§ Provided records
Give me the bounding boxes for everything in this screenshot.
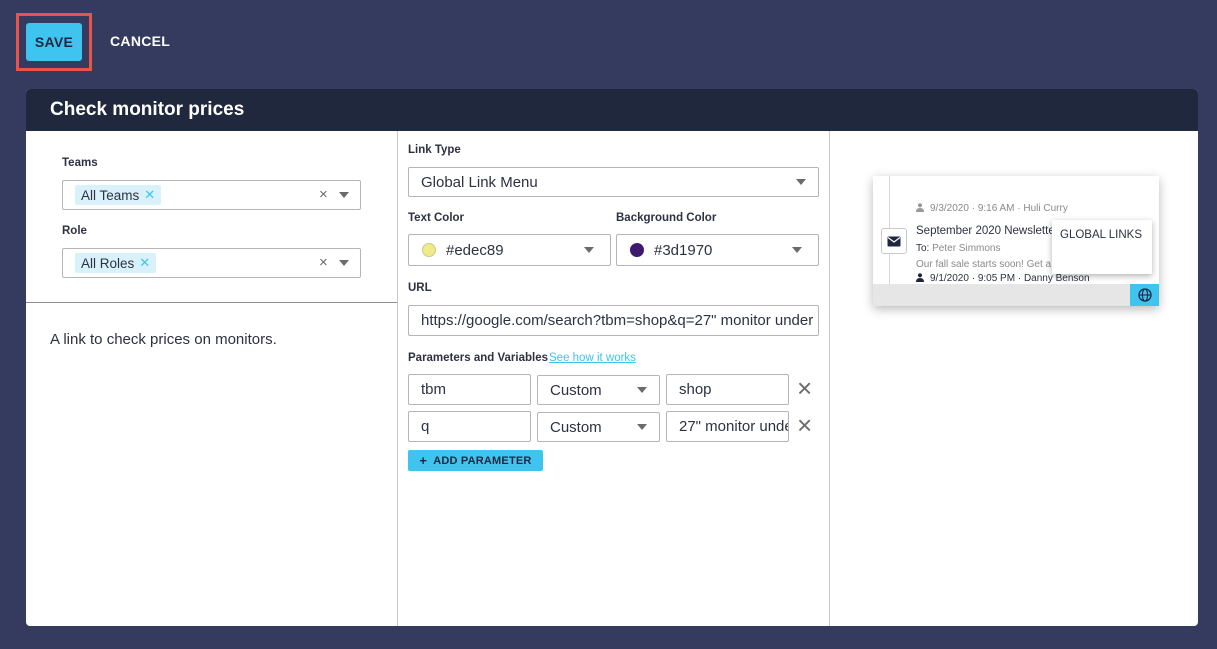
save-button[interactable]: SAVE [26, 23, 82, 61]
params-label: Parameters and Variables [408, 352, 548, 364]
param-name-input[interactable]: tbm [408, 374, 531, 405]
text-color-select[interactable]: #edec89 [408, 234, 611, 266]
link-type-label: Link Type [408, 144, 461, 156]
text-color-label: Text Color [408, 212, 465, 224]
param-name-input[interactable]: q [408, 411, 531, 442]
clear-icon[interactable]: × [319, 187, 328, 202]
email-title: September 2020 Newsletter [916, 225, 1059, 237]
mail-icon [881, 228, 907, 254]
color-swatch [422, 243, 436, 257]
email-meta-text: 9/3/2020 · 9:16 AM · Huli Curry [930, 203, 1068, 214]
add-parameter-label: ADD PARAMETER [433, 454, 532, 467]
cancel-button[interactable]: CANCEL [110, 26, 170, 56]
teams-tag: All Teams ✕ [75, 185, 162, 205]
param-value-input[interactable]: shop [666, 374, 789, 405]
preview-column: 9/3/2020 · 9:16 AM · Huli Curry Septembe… [830, 131, 1198, 626]
teams-select[interactable]: All Teams ✕ × [62, 180, 361, 210]
bg-color-value: #3d1970 [654, 241, 713, 259]
email-recipient: To: Peter Simmons [916, 243, 1000, 254]
clear-icon[interactable]: × [319, 255, 328, 270]
role-tag: All Roles ✕ [75, 253, 157, 273]
remove-param-icon[interactable]: × [797, 375, 812, 401]
remove-param-icon[interactable]: × [797, 412, 812, 438]
bg-color-select[interactable]: #3d1970 [616, 234, 819, 266]
chevron-down-icon[interactable] [339, 260, 349, 266]
email-meta: 9/1/2020 · 9:05 PM · Danny Benson [916, 273, 1090, 284]
chevron-down-icon[interactable] [792, 247, 802, 253]
role-label: Role [62, 225, 87, 237]
teams-label: Teams [62, 157, 98, 169]
color-swatch [630, 243, 644, 257]
preview-footer [873, 284, 1159, 306]
person-icon [916, 203, 924, 212]
role-select[interactable]: All Roles ✕ × [62, 248, 361, 278]
global-links-label: GLOBAL LINKS [1060, 229, 1143, 241]
person-icon [916, 273, 924, 282]
link-settings-column: Link Type Global Link Menu Text Color #e… [398, 131, 830, 626]
url-label: URL [408, 282, 432, 294]
param-type-select[interactable]: Custom [537, 412, 660, 442]
chevron-down-icon[interactable] [584, 247, 594, 253]
chevron-down-icon[interactable] [637, 424, 647, 430]
url-input[interactable]: https://google.com/search?tbm=shop&q=27"… [408, 305, 819, 336]
globe-icon[interactable] [1130, 284, 1159, 306]
chevron-down-icon[interactable] [796, 179, 806, 185]
chevron-down-icon[interactable] [339, 192, 349, 198]
remove-tag-icon[interactable]: ✕ [139, 255, 150, 271]
bg-color-label: Background Color [616, 212, 717, 224]
link-editor-panel: Check monitor prices Teams All Teams ✕ ×… [26, 89, 1198, 626]
global-links-popup[interactable]: GLOBAL LINKS [1052, 220, 1152, 274]
add-parameter-button[interactable]: + ADD PARAMETER [408, 450, 543, 471]
plus-icon: + [419, 453, 428, 468]
preview-card: 9/3/2020 · 9:16 AM · Huli Curry Septembe… [873, 176, 1159, 306]
chevron-down-icon[interactable] [637, 387, 647, 393]
to-label: To: [916, 243, 930, 254]
email-meta: 9/3/2020 · 9:16 AM · Huli Curry [916, 203, 1068, 214]
param-type-value: Custom [550, 381, 602, 399]
remove-tag-icon[interactable]: ✕ [144, 187, 155, 203]
panel-title: Check monitor prices [26, 89, 1198, 131]
see-how-it-works-link[interactable]: See how it works [549, 352, 636, 364]
param-type-value: Custom [550, 418, 602, 436]
teams-tag-label: All Teams [81, 187, 140, 203]
divider [26, 302, 397, 303]
email-meta-text: 9/1/2020 · 9:05 PM · Danny Benson [930, 273, 1090, 284]
audience-column: Teams All Teams ✕ × Role All Roles ✕ × A… [26, 131, 398, 626]
to-name: Peter Simmons [932, 243, 1001, 254]
save-button-highlight: SAVE [16, 13, 92, 71]
link-description[interactable]: A link to check prices on monitors. [50, 331, 277, 348]
link-type-value: Global Link Menu [421, 173, 538, 191]
role-tag-label: All Roles [81, 255, 135, 271]
param-type-select[interactable]: Custom [537, 375, 660, 405]
param-value-input[interactable]: 27" monitor under 200 [666, 411, 789, 442]
link-type-select[interactable]: Global Link Menu [408, 167, 819, 197]
text-color-value: #edec89 [446, 241, 504, 259]
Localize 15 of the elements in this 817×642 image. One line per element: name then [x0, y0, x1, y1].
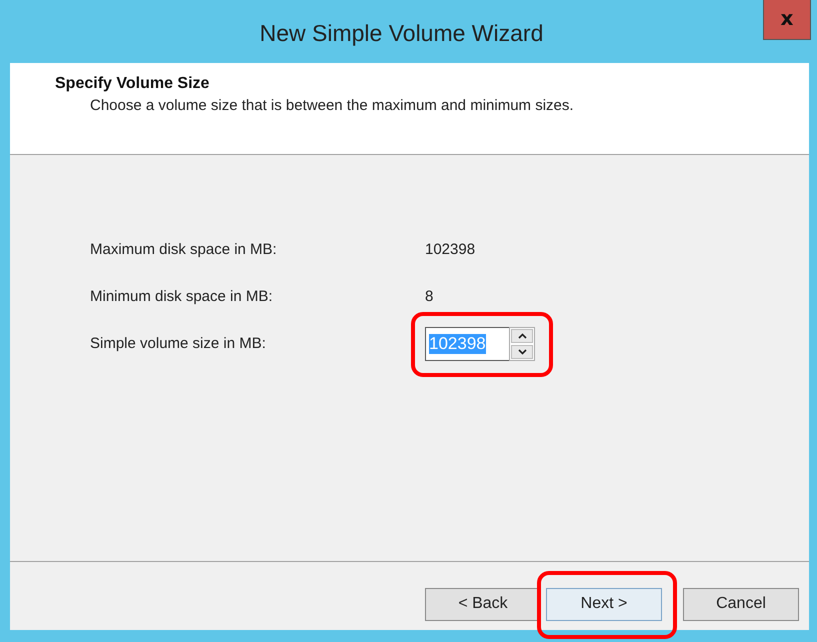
- caret-down-icon: [518, 348, 526, 354]
- window-title: New Simple Volume Wizard: [258, 20, 544, 47]
- spin-down-button[interactable]: [511, 344, 533, 358]
- wizard-button[interactable]: Next >: [546, 588, 662, 620]
- wizard-button[interactable]: Cancel: [683, 588, 799, 620]
- caret-up-icon: [518, 332, 526, 338]
- spin-up-button[interactable]: [511, 328, 533, 342]
- page-description: Choose a volume size that is between the maximum and minimum sizes.: [90, 97, 575, 114]
- field-label: Simple volume size in MB:: [90, 335, 267, 352]
- field-label: Minimum disk space in MB:: [90, 288, 274, 305]
- close-button[interactable]: x: [763, 0, 811, 40]
- page-heading: Specify Volume Size: [55, 75, 210, 93]
- field-label: Maximum disk space in MB:: [90, 241, 278, 258]
- field-value: 8: [425, 288, 434, 305]
- field-value: 102398: [425, 241, 476, 258]
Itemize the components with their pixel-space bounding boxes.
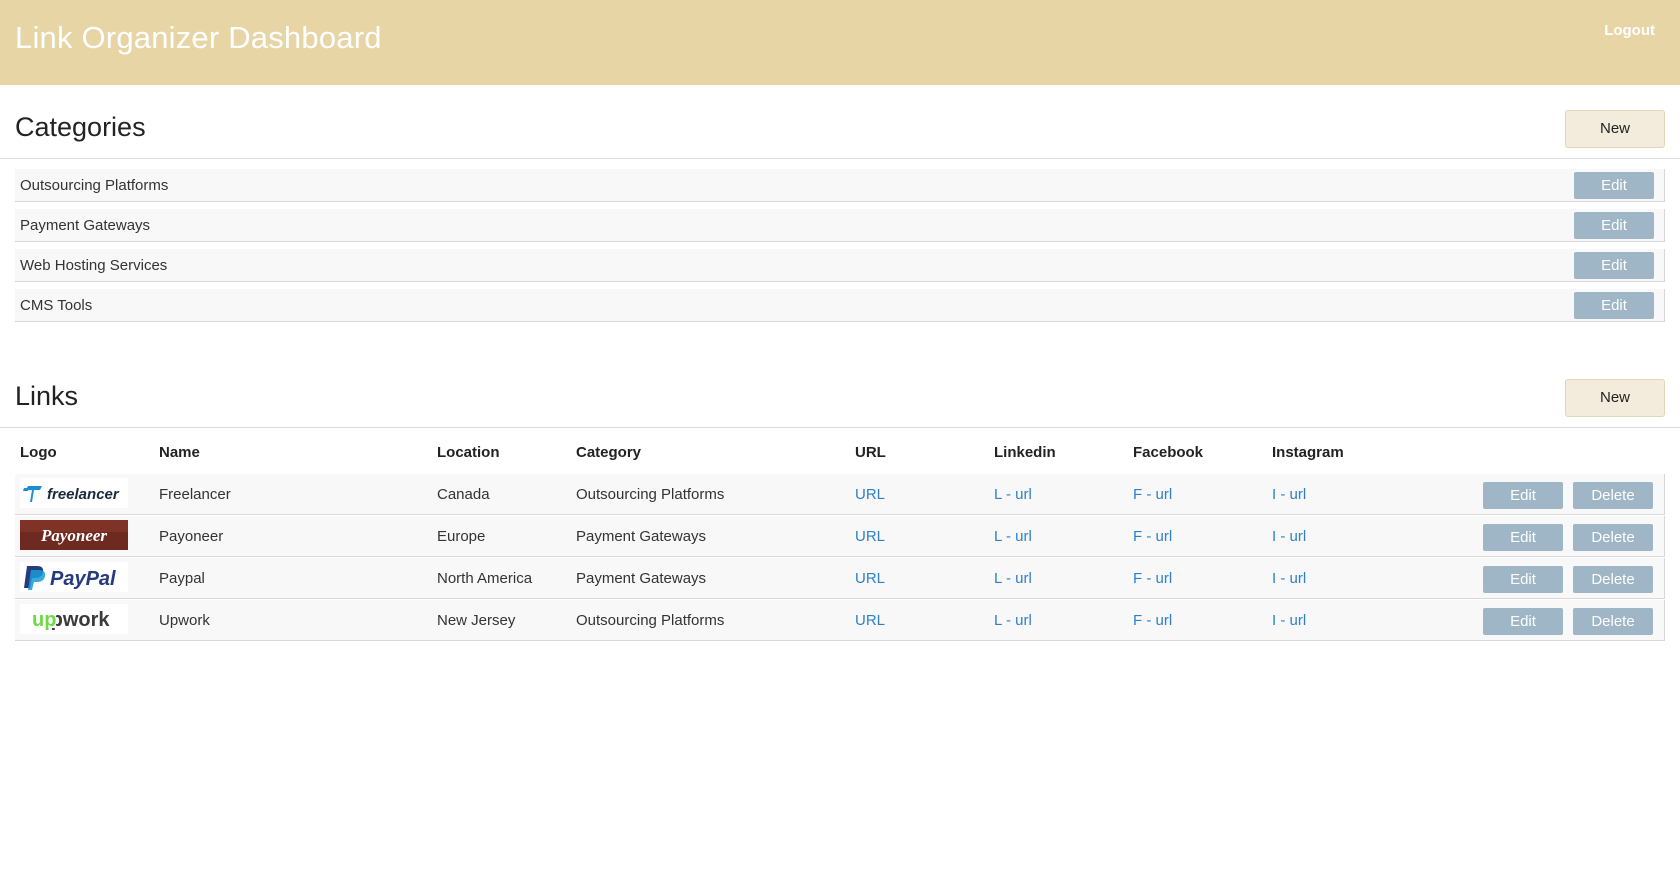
edit-link-button[interactable]: Edit bbox=[1483, 566, 1563, 593]
category-row: Payment Gateways Edit bbox=[15, 209, 1665, 242]
delete-link-button[interactable]: Delete bbox=[1573, 524, 1653, 551]
delete-link-button[interactable]: Delete bbox=[1573, 566, 1653, 593]
linkedin-link[interactable]: L - url bbox=[994, 570, 1032, 587]
upwork-logo: upwork up bbox=[20, 604, 128, 634]
link-location: New Jersey bbox=[437, 612, 516, 629]
categories-heading: Categories bbox=[15, 112, 146, 142]
instagram-link[interactable]: I - url bbox=[1272, 570, 1306, 587]
table-row: upwork up Upwork New Jersey Outsourcing … bbox=[15, 600, 1665, 641]
url-link[interactable]: URL bbox=[855, 486, 885, 503]
delete-link-button[interactable]: Delete bbox=[1573, 482, 1653, 509]
category-row: CMS Tools Edit bbox=[15, 289, 1665, 322]
column-header-name: Name bbox=[159, 444, 200, 461]
table-row: Payoneer Payoneer Europe Payment Gateway… bbox=[15, 516, 1665, 557]
column-header-linkedin: Linkedin bbox=[994, 444, 1056, 461]
logout-link[interactable]: Logout bbox=[1604, 22, 1655, 39]
new-category-button[interactable]: New bbox=[1565, 110, 1665, 148]
linkedin-link[interactable]: L - url bbox=[994, 612, 1032, 629]
freelancer-logo: freelancer bbox=[20, 478, 128, 508]
link-name: Paypal bbox=[159, 570, 205, 587]
link-category: Outsourcing Platforms bbox=[576, 612, 725, 629]
edit-link-button[interactable]: Edit bbox=[1483, 608, 1563, 635]
links-divider bbox=[0, 427, 1680, 428]
app-header: Link Organizer Dashboard Logout bbox=[0, 0, 1680, 85]
table-row: PayPal Paypal North America Payment Gate… bbox=[15, 558, 1665, 599]
column-header-facebook: Facebook bbox=[1133, 444, 1204, 461]
delete-link-button[interactable]: Delete bbox=[1573, 608, 1653, 635]
link-name: Upwork bbox=[159, 612, 210, 629]
linkedin-link[interactable]: L - url bbox=[994, 486, 1032, 503]
column-header-instagram: Instagram bbox=[1272, 444, 1344, 461]
categories-divider bbox=[0, 158, 1680, 159]
facebook-link[interactable]: F - url bbox=[1133, 612, 1172, 629]
link-category: Payment Gateways bbox=[576, 528, 707, 545]
edit-category-button[interactable]: Edit bbox=[1574, 172, 1654, 199]
facebook-link[interactable]: F - url bbox=[1133, 570, 1172, 587]
link-name: Freelancer bbox=[159, 486, 231, 503]
facebook-link[interactable]: F - url bbox=[1133, 486, 1172, 503]
edit-link-button[interactable]: Edit bbox=[1483, 524, 1563, 551]
links-heading: Links bbox=[15, 381, 79, 411]
paypal-logo: PayPal bbox=[20, 562, 128, 592]
url-link[interactable]: URL bbox=[855, 570, 885, 587]
edit-category-button[interactable]: Edit bbox=[1574, 252, 1654, 279]
edit-category-button[interactable]: Edit bbox=[1574, 292, 1654, 319]
svg-text:PayPal: PayPal bbox=[50, 568, 116, 590]
column-header-location: Location bbox=[437, 444, 500, 461]
link-category: Outsourcing Platforms bbox=[576, 486, 725, 503]
page-title: Link Organizer Dashboard bbox=[15, 20, 382, 55]
svg-text:freelancer: freelancer bbox=[47, 486, 120, 503]
edit-category-button[interactable]: Edit bbox=[1574, 212, 1654, 239]
column-header-category: Category bbox=[576, 444, 642, 461]
edit-link-button[interactable]: Edit bbox=[1483, 482, 1563, 509]
category-label: Outsourcing Platforms bbox=[20, 177, 169, 194]
instagram-link[interactable]: I - url bbox=[1272, 612, 1306, 629]
category-label: Payment Gateways bbox=[20, 217, 151, 234]
facebook-link[interactable]: F - url bbox=[1133, 528, 1172, 545]
instagram-link[interactable]: I - url bbox=[1272, 528, 1306, 545]
category-label: Web Hosting Services bbox=[20, 257, 168, 274]
table-row: freelancer Freelancer Canada Outsourcing… bbox=[15, 474, 1665, 515]
link-location: North America bbox=[437, 570, 533, 587]
payoneer-logo: Payoneer bbox=[20, 520, 128, 550]
svg-text:Payoneer: Payoneer bbox=[40, 526, 107, 545]
category-row: Web Hosting Services Edit bbox=[15, 249, 1665, 282]
new-link-button[interactable]: New bbox=[1565, 379, 1665, 417]
url-link[interactable]: URL bbox=[855, 612, 885, 629]
instagram-link[interactable]: I - url bbox=[1272, 486, 1306, 503]
link-category: Payment Gateways bbox=[576, 570, 707, 587]
category-row: Outsourcing Platforms Edit bbox=[15, 169, 1665, 202]
linkedin-link[interactable]: L - url bbox=[994, 528, 1032, 545]
link-location: Europe bbox=[437, 528, 486, 545]
url-link[interactable]: URL bbox=[855, 528, 885, 545]
column-header-logo: Logo bbox=[20, 444, 57, 461]
link-location: Canada bbox=[437, 486, 490, 503]
column-header-url: URL bbox=[855, 444, 886, 461]
category-label: CMS Tools bbox=[20, 297, 93, 314]
link-name: Payoneer bbox=[159, 528, 224, 545]
svg-text:up: up bbox=[32, 609, 56, 631]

§ Direction
Retype the stretch of items from the line containing "- caret-down-icon: [518, 348, 526, 354]" through the line containing "Itemize the components", inclusive of both, reproducing each line without any change.

§ Response
- caret-down-icon: [518, 348, 526, 354]
- window-title: New Simple Volume Wizard: [258, 20, 544, 47]
- spin-down-button[interactable]: [511, 344, 533, 358]
- wizard-button[interactable]: Next >: [546, 588, 662, 620]
- wizard-button[interactable]: Cancel: [683, 588, 799, 620]
- caret-up-icon: [518, 332, 526, 338]
- spin-up-button[interactable]: [511, 328, 533, 342]
- page-description: Choose a volume size that is between the maximum and minimum sizes.: [90, 97, 575, 114]
- field-label: Simple volume size in MB:: [90, 335, 267, 352]
- field-label: Minimum disk space in MB:: [90, 288, 274, 305]
- close-button[interactable]: x: [763, 0, 811, 40]
- page-heading: Specify Volume Size: [55, 75, 210, 93]
- field-label: Maximum disk space in MB:: [90, 241, 278, 258]
- field-value: 8: [425, 288, 434, 305]
- field-value: 102398: [425, 241, 476, 258]
Itemize the components with their pixel-space bounding boxes.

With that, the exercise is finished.